Task to carry out
Starting at the line that has "carousel-dot[interactable] xyxy=(56,620,66,630)" and stopping after the line that has "url-display[interactable]: www.lulus.com xyxy=(60,44,420,66)", write out that part of the listing again with "site-header" switched to "page-header". Keep everything else the same.
┏━━
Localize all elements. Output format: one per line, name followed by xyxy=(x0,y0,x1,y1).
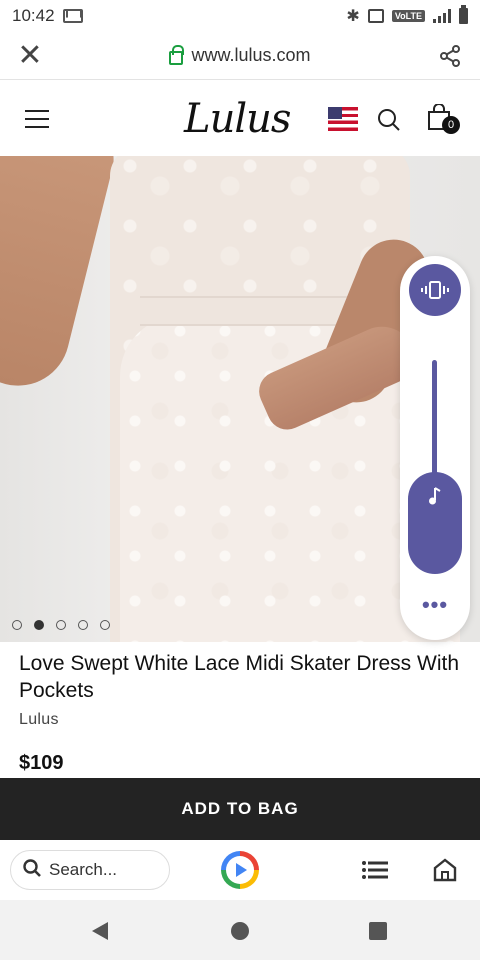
carousel-dot[interactable] xyxy=(56,620,66,630)
carousel-dot[interactable] xyxy=(78,620,88,630)
status-bar: 10:42 ✱ VoLTE xyxy=(0,0,480,32)
site-header: Lulus xyxy=(0,82,480,156)
url-display[interactable]: www.lulus.com xyxy=(60,44,420,66)
search-placeholder: Search... xyxy=(49,860,118,879)
carousel-dot[interactable] xyxy=(100,620,110,630)
vibrate-icon[interactable] xyxy=(409,264,461,316)
browser-url-bar: ✕ www.lulus.com xyxy=(0,32,480,80)
close-icon[interactable]: ✕ xyxy=(0,40,60,71)
battery-icon xyxy=(459,5,468,24)
bag-count-badge: 0 xyxy=(442,116,460,134)
music-note-icon xyxy=(428,486,442,574)
recent-apps-icon[interactable] xyxy=(369,922,387,940)
add-to-bag-button[interactable]: ADD TO BAG xyxy=(0,778,480,840)
android-nav-bar xyxy=(0,900,480,960)
volte-badge: VoLTE xyxy=(391,10,425,22)
google-play-icon[interactable] xyxy=(221,851,259,889)
more-horizontal-icon[interactable]: ••• xyxy=(400,594,470,616)
url-text: www.lulus.com xyxy=(191,45,311,65)
back-icon[interactable] xyxy=(92,922,108,940)
lock-icon xyxy=(169,44,185,65)
status-time: 10:42 xyxy=(12,6,55,25)
volume-slider[interactable] xyxy=(408,472,462,574)
carousel-dots xyxy=(12,620,110,630)
product-brand[interactable]: Lulus xyxy=(19,711,59,729)
signal-icon xyxy=(433,9,451,23)
search-icon xyxy=(23,858,41,882)
bluetooth-icon: ✱ xyxy=(346,8,360,25)
list-icon[interactable] xyxy=(362,861,388,884)
share-icon[interactable] xyxy=(420,44,480,68)
bottom-toolbar: Search... xyxy=(0,840,480,900)
product-title: Love Swept White Lace Midi Skater Dress … xyxy=(19,652,459,702)
home-button-icon[interactable] xyxy=(231,922,249,940)
us-flag-icon[interactable] xyxy=(328,107,358,131)
search-icon[interactable] xyxy=(377,108,401,137)
volume-panel: ••• xyxy=(400,256,470,640)
gmail-icon xyxy=(62,9,83,23)
carousel-dot-active[interactable] xyxy=(34,620,44,630)
home-icon[interactable] xyxy=(432,857,458,888)
vibrate-icon xyxy=(367,9,384,23)
site-logo[interactable]: Lulus xyxy=(74,96,480,142)
model-arm xyxy=(0,156,121,397)
search-input[interactable]: Search... xyxy=(10,850,170,890)
menu-icon[interactable] xyxy=(0,110,74,128)
product-price: $109 xyxy=(19,752,64,774)
carousel-dot[interactable] xyxy=(12,620,22,630)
┗━━
Task answer
carousel-dot[interactable] xyxy=(56,620,66,630)
carousel-dot[interactable] xyxy=(78,620,88,630)
status-bar: 10:42 ✱ VoLTE xyxy=(0,0,480,32)
page-header: Lulus xyxy=(0,82,480,156)
url-display[interactable]: www.lulus.com xyxy=(60,44,420,66)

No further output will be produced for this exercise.